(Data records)
•••

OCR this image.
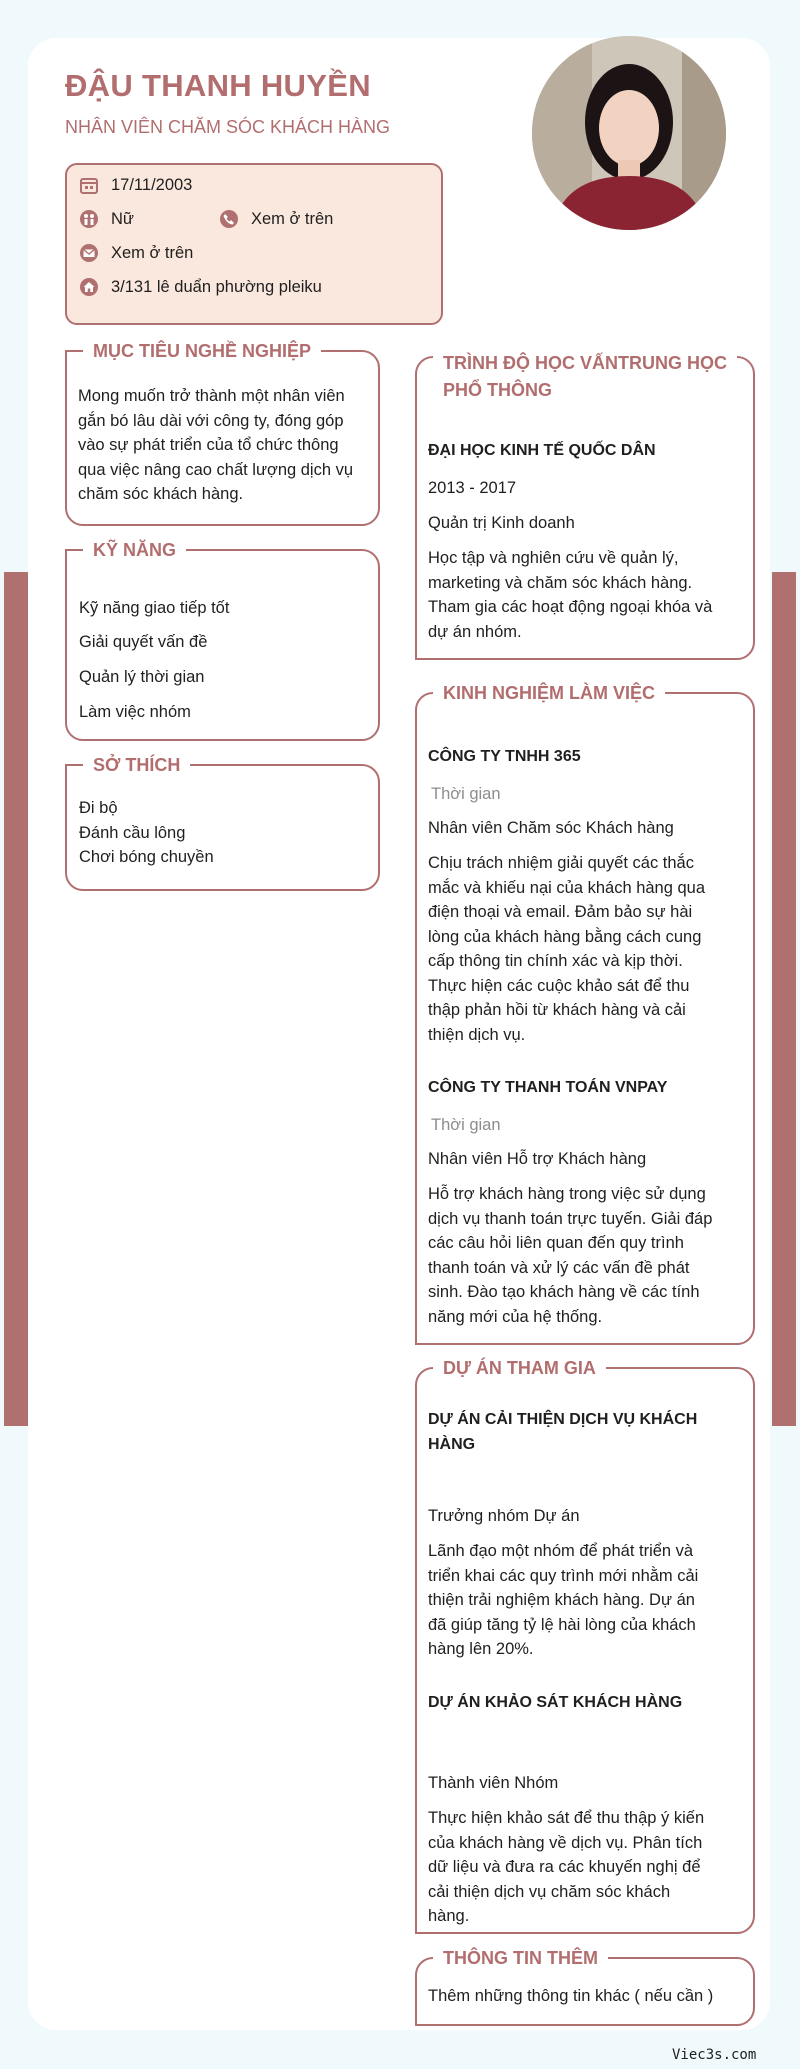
ĐẬU THANH HUYỀN
NHÂN VIÊN CHĂM SÓC KHÁCH HÀNG
17/11/2003
Nữ	Xem ở trên
Xem ở trên
3/131 lê duẩn phường pleiku
MỤC TIÊU NGHỀ NGHIỆP
Mong muốn trở thành một nhân viên
gắn bó lâu dài với công ty, đóng góp
vào sự phát triển của tổ chức thông
qua việc nâng cao chất lượng dịch vụ
chăm sóc khách hàng.
KỸ NĂNG
Kỹ năng giao tiếp tốt
Giải quyết vấn đề
Quản lý thời gian
Làm việc nhóm
SỞ THÍCH
Đi bộ
Đánh cầu lông
Chơi bóng chuyền
TRÌNH ĐỘ HỌC VẤNTRUNG HỌC
PHỔ THÔNG
ĐẠI HỌC KINH TẾ QUỐC DÂN
2013 - 2017
Quản trị Kinh doanh
Học tập và nghiên cứu về quản lý,
marketing và chăm sóc khách hàng.
Tham gia các hoạt động ngoại khóa và
dự án nhóm.
KINH NGHIỆM LÀM VIỆC
CÔNG TY TNHH 365
Thời gian
Nhân viên Chăm sóc Khách hàng
Chịu trách nhiệm giải quyết các thắc
mắc và khiếu nại của khách hàng qua
điện thoại và email. Đảm bảo sự hài
lòng của khách hàng bằng cách cung
cấp thông tin chính xác và kịp thời.
Thực hiện các cuộc khảo sát để thu
thập phản hồi từ khách hàng và cải
thiện dịch vụ.
CÔNG TY THANH TOÁN VNPAY
Thời gian
Nhân viên Hỗ trợ Khách hàng
Hỗ trợ khách hàng trong việc sử dụng
dịch vụ thanh toán trực tuyến. Giải đáp
các câu hỏi liên quan đến quy trình
thanh toán và xử lý các vấn đề phát
sinh. Đào tạo khách hàng về các tính
năng mới của hệ thống.
DỰ ÁN THAM GIA
DỰ ÁN CẢI THIỆN DỊCH VỤ KHÁCH
HÀNG
Trưởng nhóm Dự án
Lãnh đạo một nhóm để phát triển và
triển khai các quy trình mới nhằm cải
thiện trải nghiệm khách hàng. Dự án
đã giúp tăng tỷ lệ hài lòng của khách
hàng lên 20%.
DỰ ÁN KHẢO SÁT KHÁCH HÀNG
Thành viên Nhóm
Thực hiện khảo sát để thu thập ý kiến
của khách hàng về dịch vụ. Phân tích
dữ liệu và đưa ra các khuyến nghị để
cải thiện dịch vụ chăm sóc khách
hàng.
THÔNG TIN THÊM
Thêm những thông tin khác ( nếu cần )
Viec3s.com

•••

Your task is to report how many lines of the material include the string "Thực". Give the number and no other words.

2